TASK OBJECTIVE: Search the entries for the word "Delivered" and pull out each line that has it.

Raw records
_ _ _ _

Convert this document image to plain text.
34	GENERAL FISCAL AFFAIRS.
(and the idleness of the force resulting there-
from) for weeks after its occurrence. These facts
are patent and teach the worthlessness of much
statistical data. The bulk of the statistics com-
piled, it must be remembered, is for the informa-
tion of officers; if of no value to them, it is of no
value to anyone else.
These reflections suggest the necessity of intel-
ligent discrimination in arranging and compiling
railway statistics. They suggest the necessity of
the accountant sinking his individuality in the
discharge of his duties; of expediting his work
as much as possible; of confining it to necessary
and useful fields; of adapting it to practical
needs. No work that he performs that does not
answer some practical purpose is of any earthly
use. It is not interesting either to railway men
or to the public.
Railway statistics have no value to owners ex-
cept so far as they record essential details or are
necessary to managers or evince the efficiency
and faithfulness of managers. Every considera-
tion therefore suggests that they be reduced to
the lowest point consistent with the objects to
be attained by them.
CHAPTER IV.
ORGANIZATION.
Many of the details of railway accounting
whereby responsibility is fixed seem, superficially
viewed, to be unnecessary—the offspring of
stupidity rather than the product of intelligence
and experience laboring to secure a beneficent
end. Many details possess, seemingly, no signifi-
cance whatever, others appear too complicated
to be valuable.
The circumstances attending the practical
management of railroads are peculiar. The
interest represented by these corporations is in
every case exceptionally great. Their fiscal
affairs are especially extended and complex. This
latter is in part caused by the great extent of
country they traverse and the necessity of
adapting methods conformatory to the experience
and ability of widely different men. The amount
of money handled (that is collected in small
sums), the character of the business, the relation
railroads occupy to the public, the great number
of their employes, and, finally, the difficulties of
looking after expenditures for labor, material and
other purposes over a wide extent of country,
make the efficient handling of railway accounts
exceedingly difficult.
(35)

_ _ _ _

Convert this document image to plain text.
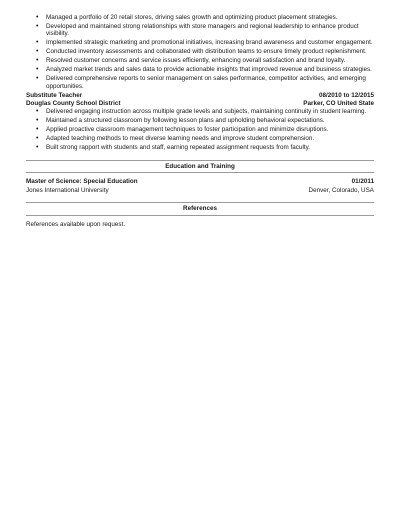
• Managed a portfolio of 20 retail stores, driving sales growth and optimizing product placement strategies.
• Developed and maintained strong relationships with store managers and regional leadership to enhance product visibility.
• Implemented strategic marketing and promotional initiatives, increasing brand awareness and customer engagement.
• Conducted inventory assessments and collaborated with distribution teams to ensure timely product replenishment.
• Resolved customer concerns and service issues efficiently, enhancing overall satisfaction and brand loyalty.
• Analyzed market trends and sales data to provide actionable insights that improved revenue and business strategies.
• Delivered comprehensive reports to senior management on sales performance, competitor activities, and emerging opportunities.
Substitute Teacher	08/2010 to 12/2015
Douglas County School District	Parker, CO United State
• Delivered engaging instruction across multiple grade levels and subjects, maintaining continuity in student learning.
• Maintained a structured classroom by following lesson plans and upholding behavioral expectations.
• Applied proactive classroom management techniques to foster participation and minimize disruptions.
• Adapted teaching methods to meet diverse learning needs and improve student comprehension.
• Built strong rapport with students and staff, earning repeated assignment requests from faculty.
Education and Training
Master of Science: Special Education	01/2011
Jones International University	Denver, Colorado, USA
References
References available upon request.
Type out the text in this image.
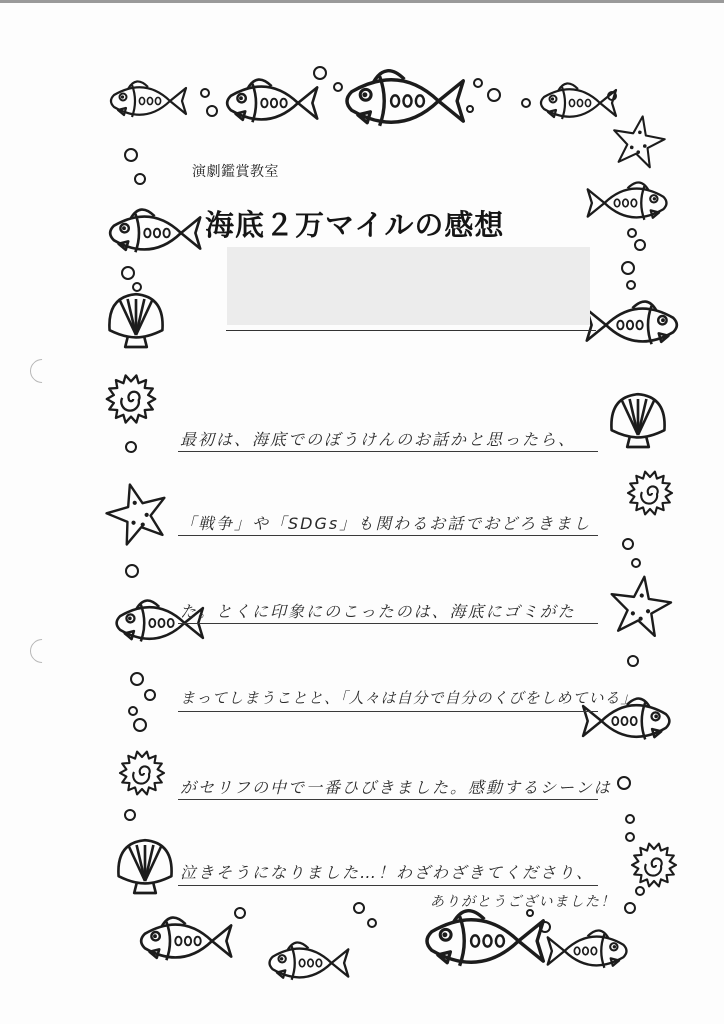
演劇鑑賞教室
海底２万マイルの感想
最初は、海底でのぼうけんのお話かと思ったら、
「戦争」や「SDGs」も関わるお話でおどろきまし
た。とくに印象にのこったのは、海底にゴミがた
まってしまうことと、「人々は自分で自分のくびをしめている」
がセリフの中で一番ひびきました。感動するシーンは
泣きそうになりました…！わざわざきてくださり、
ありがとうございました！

_ _ _ _

SOLUTION FOR THIS TASK:
• Delivered comprehensive reports to senior management on sales performance, competitor activities, and emerging opportunities.
• Delivered engaging instruction across multiple grade levels and subjects, maintaining continuity in student learning.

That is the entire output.